--- GOAL ---
Update these lines by putting "hotkey-cell" wherever "shortcut-key-cell" appears, leaving every other part unchanged.
* * *
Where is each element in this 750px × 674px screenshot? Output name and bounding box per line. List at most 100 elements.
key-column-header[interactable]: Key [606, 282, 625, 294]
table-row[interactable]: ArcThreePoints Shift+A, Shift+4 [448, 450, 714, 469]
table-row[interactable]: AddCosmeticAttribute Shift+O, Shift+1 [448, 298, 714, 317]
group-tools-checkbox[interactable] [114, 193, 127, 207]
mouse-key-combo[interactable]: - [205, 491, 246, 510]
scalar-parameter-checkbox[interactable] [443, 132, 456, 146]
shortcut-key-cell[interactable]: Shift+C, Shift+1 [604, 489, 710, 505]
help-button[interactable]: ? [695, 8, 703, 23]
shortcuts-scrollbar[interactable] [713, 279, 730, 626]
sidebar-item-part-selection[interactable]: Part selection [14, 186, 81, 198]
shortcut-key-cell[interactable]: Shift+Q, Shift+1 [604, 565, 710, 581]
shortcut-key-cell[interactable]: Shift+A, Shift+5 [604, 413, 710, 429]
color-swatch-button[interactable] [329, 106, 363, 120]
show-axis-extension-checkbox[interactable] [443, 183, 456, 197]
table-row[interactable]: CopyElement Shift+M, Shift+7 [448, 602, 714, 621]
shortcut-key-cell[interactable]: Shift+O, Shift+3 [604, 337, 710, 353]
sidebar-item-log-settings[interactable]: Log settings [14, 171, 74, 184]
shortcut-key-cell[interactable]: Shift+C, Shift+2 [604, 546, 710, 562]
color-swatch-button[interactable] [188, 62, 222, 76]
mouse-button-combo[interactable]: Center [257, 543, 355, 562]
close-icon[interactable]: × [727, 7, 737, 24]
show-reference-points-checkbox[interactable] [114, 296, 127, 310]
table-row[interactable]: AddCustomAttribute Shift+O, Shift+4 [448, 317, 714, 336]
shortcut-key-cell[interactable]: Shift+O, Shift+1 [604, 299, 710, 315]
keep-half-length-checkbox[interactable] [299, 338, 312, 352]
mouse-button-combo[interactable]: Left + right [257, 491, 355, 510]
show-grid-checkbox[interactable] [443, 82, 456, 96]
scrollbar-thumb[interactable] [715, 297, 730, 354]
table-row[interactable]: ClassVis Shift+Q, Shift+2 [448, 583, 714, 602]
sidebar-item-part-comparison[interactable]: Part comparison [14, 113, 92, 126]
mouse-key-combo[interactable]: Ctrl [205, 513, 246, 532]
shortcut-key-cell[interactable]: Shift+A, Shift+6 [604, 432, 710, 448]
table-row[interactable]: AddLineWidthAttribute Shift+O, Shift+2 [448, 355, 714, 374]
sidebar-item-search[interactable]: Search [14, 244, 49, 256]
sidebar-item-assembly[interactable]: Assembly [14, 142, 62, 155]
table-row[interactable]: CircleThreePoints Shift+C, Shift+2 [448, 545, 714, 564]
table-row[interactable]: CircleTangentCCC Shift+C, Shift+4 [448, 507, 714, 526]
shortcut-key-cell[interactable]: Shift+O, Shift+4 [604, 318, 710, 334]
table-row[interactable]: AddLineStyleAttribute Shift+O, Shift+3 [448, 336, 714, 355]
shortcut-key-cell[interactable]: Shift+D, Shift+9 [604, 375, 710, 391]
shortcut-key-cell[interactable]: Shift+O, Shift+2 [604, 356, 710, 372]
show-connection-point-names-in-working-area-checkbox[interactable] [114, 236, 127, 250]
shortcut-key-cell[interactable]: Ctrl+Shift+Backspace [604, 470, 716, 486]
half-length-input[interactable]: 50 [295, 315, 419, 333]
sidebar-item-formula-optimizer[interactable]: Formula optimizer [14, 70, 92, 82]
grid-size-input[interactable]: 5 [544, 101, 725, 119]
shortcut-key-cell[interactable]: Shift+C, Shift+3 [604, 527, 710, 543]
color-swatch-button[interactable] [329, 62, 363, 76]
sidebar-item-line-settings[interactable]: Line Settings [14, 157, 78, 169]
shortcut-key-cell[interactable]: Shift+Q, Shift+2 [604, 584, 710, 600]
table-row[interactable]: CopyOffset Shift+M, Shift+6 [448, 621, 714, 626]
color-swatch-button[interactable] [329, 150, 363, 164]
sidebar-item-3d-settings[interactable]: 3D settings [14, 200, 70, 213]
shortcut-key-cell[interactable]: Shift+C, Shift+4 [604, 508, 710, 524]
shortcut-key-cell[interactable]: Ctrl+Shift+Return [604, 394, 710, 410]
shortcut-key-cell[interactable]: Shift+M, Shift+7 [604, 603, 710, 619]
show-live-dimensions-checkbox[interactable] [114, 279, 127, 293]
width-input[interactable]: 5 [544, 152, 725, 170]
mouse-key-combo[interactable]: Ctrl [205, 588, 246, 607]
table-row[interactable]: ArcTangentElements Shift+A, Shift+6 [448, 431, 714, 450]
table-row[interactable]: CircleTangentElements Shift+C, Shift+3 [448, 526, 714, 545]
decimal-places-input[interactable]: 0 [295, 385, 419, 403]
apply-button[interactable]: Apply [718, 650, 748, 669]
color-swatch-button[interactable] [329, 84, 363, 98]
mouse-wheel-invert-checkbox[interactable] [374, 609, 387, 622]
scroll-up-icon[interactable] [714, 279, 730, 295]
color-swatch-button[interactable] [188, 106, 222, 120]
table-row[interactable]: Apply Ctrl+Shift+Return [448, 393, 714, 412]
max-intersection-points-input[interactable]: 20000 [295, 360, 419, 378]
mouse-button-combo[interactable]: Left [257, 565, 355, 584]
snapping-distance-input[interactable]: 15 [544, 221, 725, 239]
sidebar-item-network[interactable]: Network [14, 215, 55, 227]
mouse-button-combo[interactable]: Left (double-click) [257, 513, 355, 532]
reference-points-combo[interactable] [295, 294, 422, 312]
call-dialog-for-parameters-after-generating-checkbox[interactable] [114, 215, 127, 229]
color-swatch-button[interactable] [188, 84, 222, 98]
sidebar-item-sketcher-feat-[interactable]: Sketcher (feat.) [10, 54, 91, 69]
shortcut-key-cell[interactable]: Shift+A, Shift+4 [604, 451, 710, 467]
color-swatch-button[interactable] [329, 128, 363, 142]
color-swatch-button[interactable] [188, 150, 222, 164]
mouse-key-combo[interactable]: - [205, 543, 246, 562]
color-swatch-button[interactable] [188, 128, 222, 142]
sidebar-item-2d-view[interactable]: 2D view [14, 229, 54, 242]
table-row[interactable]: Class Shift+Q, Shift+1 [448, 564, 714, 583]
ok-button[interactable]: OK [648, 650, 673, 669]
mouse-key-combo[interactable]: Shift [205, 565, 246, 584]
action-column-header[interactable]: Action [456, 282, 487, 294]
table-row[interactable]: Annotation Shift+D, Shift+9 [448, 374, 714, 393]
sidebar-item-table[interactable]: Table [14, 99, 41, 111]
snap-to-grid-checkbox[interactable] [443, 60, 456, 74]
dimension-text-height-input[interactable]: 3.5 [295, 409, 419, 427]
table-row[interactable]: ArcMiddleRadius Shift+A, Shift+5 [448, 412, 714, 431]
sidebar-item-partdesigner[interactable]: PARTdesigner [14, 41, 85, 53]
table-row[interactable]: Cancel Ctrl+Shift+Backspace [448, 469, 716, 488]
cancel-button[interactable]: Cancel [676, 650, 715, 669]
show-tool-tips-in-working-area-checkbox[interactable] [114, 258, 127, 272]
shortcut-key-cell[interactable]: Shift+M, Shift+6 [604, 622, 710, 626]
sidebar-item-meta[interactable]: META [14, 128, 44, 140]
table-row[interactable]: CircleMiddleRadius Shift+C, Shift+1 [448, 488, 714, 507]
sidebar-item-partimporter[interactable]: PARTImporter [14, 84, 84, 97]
* * *
--- THE COMPLETED TASK ---
Where is each element in this 750px × 674px screenshot? Output name and bounding box per line. List at most 100 elements.
key-column-header[interactable]: Key [606, 282, 625, 294]
table-row[interactable]: ArcThreePoints Shift+A, Shift+4 [448, 450, 714, 469]
table-row[interactable]: AddCosmeticAttribute Shift+O, Shift+1 [448, 298, 714, 317]
group-tools-checkbox[interactable] [114, 193, 127, 207]
mouse-key-combo[interactable]: - [205, 491, 246, 510]
scalar-parameter-checkbox[interactable] [443, 132, 456, 146]
hotkey-cell[interactable]: Shift+C, Shift+1 [604, 489, 710, 505]
help-button[interactable]: ? [695, 8, 703, 23]
shortcuts-scrollbar[interactable] [713, 279, 730, 626]
sidebar-item-part-selection[interactable]: Part selection [14, 186, 81, 198]
hotkey-cell[interactable]: Shift+Q, Shift+1 [604, 565, 710, 581]
hotkey-cell[interactable]: Shift+A, Shift+5 [604, 413, 710, 429]
color-swatch-button[interactable] [329, 106, 363, 120]
show-axis-extension-checkbox[interactable] [443, 183, 456, 197]
table-row[interactable]: CopyElement Shift+M, Shift+7 [448, 602, 714, 621]
hotkey-cell[interactable]: Shift+O, Shift+3 [604, 337, 710, 353]
sidebar-item-log-settings[interactable]: Log settings [14, 171, 74, 184]
hotkey-cell[interactable]: Shift+C, Shift+2 [604, 546, 710, 562]
color-swatch-button[interactable] [188, 62, 222, 76]
mouse-button-combo[interactable]: Center [257, 543, 355, 562]
close-icon[interactable]: × [727, 7, 737, 24]
show-reference-points-checkbox[interactable] [114, 296, 127, 310]
table-row[interactable]: AddCustomAttribute Shift+O, Shift+4 [448, 317, 714, 336]
hotkey-cell[interactable]: Shift+O, Shift+1 [604, 299, 710, 315]
keep-half-length-checkbox[interactable] [299, 338, 312, 352]
mouse-button-combo[interactable]: Left + right [257, 491, 355, 510]
show-grid-checkbox[interactable] [443, 82, 456, 96]
scrollbar-thumb[interactable] [715, 297, 730, 354]
table-row[interactable]: ClassVis Shift+Q, Shift+2 [448, 583, 714, 602]
sidebar-item-part-comparison[interactable]: Part comparison [14, 113, 92, 126]
mouse-key-combo[interactable]: Ctrl [205, 513, 246, 532]
hotkey-cell[interactable]: Shift+A, Shift+6 [604, 432, 710, 448]
table-row[interactable]: AddLineWidthAttribute Shift+O, Shift+2 [448, 355, 714, 374]
sidebar-item-search[interactable]: Search [14, 244, 49, 256]
sidebar-item-assembly[interactable]: Assembly [14, 142, 62, 155]
table-row[interactable]: CircleThreePoints Shift+C, Shift+2 [448, 545, 714, 564]
table-row[interactable]: CircleTangentCCC Shift+C, Shift+4 [448, 507, 714, 526]
hotkey-cell[interactable]: Shift+O, Shift+4 [604, 318, 710, 334]
table-row[interactable]: AddLineStyleAttribute Shift+O, Shift+3 [448, 336, 714, 355]
hotkey-cell[interactable]: Shift+D, Shift+9 [604, 375, 710, 391]
hotkey-cell[interactable]: Shift+O, Shift+2 [604, 356, 710, 372]
show-connection-point-names-in-working-area-checkbox[interactable] [114, 236, 127, 250]
hotkey-cell[interactable]: Ctrl+Shift+Backspace [604, 470, 716, 486]
half-length-input[interactable]: 50 [295, 315, 419, 333]
sidebar-item-formula-optimizer[interactable]: Formula optimizer [14, 70, 92, 82]
grid-size-input[interactable]: 5 [544, 101, 725, 119]
hotkey-cell[interactable]: Shift+C, Shift+3 [604, 527, 710, 543]
color-swatch-button[interactable] [329, 62, 363, 76]
sidebar-item-line-settings[interactable]: Line Settings [14, 157, 78, 169]
hotkey-cell[interactable]: Shift+Q, Shift+2 [604, 584, 710, 600]
table-row[interactable]: CopyOffset Shift+M, Shift+6 [448, 621, 714, 626]
color-swatch-button[interactable] [329, 150, 363, 164]
sidebar-item-3d-settings[interactable]: 3D settings [14, 200, 70, 213]
hotkey-cell[interactable]: Shift+C, Shift+4 [604, 508, 710, 524]
hotkey-cell[interactable]: Ctrl+Shift+Return [604, 394, 710, 410]
hotkey-cell[interactable]: Shift+M, Shift+7 [604, 603, 710, 619]
show-live-dimensions-checkbox[interactable] [114, 279, 127, 293]
width-input[interactable]: 5 [544, 152, 725, 170]
mouse-key-combo[interactable]: Ctrl [205, 588, 246, 607]
table-row[interactable]: ArcTangentElements Shift+A, Shift+6 [448, 431, 714, 450]
table-row[interactable]: CircleTangentElements Shift+C, Shift+3 [448, 526, 714, 545]
decimal-places-input[interactable]: 0 [295, 385, 419, 403]
apply-button[interactable]: Apply [718, 650, 748, 669]
color-swatch-button[interactable] [329, 84, 363, 98]
mouse-wheel-invert-checkbox[interactable] [374, 609, 387, 622]
scroll-up-icon[interactable] [714, 279, 730, 295]
color-swatch-button[interactable] [188, 106, 222, 120]
table-row[interactable]: Apply Ctrl+Shift+Return [448, 393, 714, 412]
max-intersection-points-input[interactable]: 20000 [295, 360, 419, 378]
mouse-button-combo[interactable]: Left [257, 565, 355, 584]
snapping-distance-input[interactable]: 15 [544, 221, 725, 239]
sidebar-item-network[interactable]: Network [14, 215, 55, 227]
mouse-button-combo[interactable]: Left (double-click) [257, 513, 355, 532]
reference-points-combo[interactable] [295, 294, 422, 312]
call-dialog-for-parameters-after-generating-checkbox[interactable] [114, 215, 127, 229]
color-swatch-button[interactable] [188, 84, 222, 98]
sidebar-item-sketcher-feat-[interactable]: Sketcher (feat.) [10, 54, 91, 69]
hotkey-cell[interactable]: Shift+A, Shift+4 [604, 451, 710, 467]
color-swatch-button[interactable] [329, 128, 363, 142]
color-swatch-button[interactable] [188, 150, 222, 164]
mouse-key-combo[interactable]: - [205, 543, 246, 562]
color-swatch-button[interactable] [188, 128, 222, 142]
sidebar-item-2d-view[interactable]: 2D view [14, 229, 54, 242]
table-row[interactable]: Class Shift+Q, Shift+1 [448, 564, 714, 583]
ok-button[interactable]: OK [648, 650, 673, 669]
mouse-key-combo[interactable]: Shift [205, 565, 246, 584]
action-column-header[interactable]: Action [456, 282, 487, 294]
table-row[interactable]: Annotation Shift+D, Shift+9 [448, 374, 714, 393]
sidebar-item-table[interactable]: Table [14, 99, 41, 111]
snap-to-grid-checkbox[interactable] [443, 60, 456, 74]
dimension-text-height-input[interactable]: 3.5 [295, 409, 419, 427]
table-row[interactable]: ArcMiddleRadius Shift+A, Shift+5 [448, 412, 714, 431]
sidebar-item-partdesigner[interactable]: PARTdesigner [14, 41, 85, 53]
table-row[interactable]: Cancel Ctrl+Shift+Backspace [448, 469, 716, 488]
cancel-button[interactable]: Cancel [676, 650, 715, 669]
show-tool-tips-in-working-area-checkbox[interactable] [114, 258, 127, 272]
hotkey-cell[interactable]: Shift+M, Shift+6 [604, 622, 710, 626]
sidebar-item-meta[interactable]: META [14, 128, 44, 140]
table-row[interactable]: CircleMiddleRadius Shift+C, Shift+1 [448, 488, 714, 507]
sidebar-item-partimporter[interactable]: PARTImporter [14, 84, 84, 97]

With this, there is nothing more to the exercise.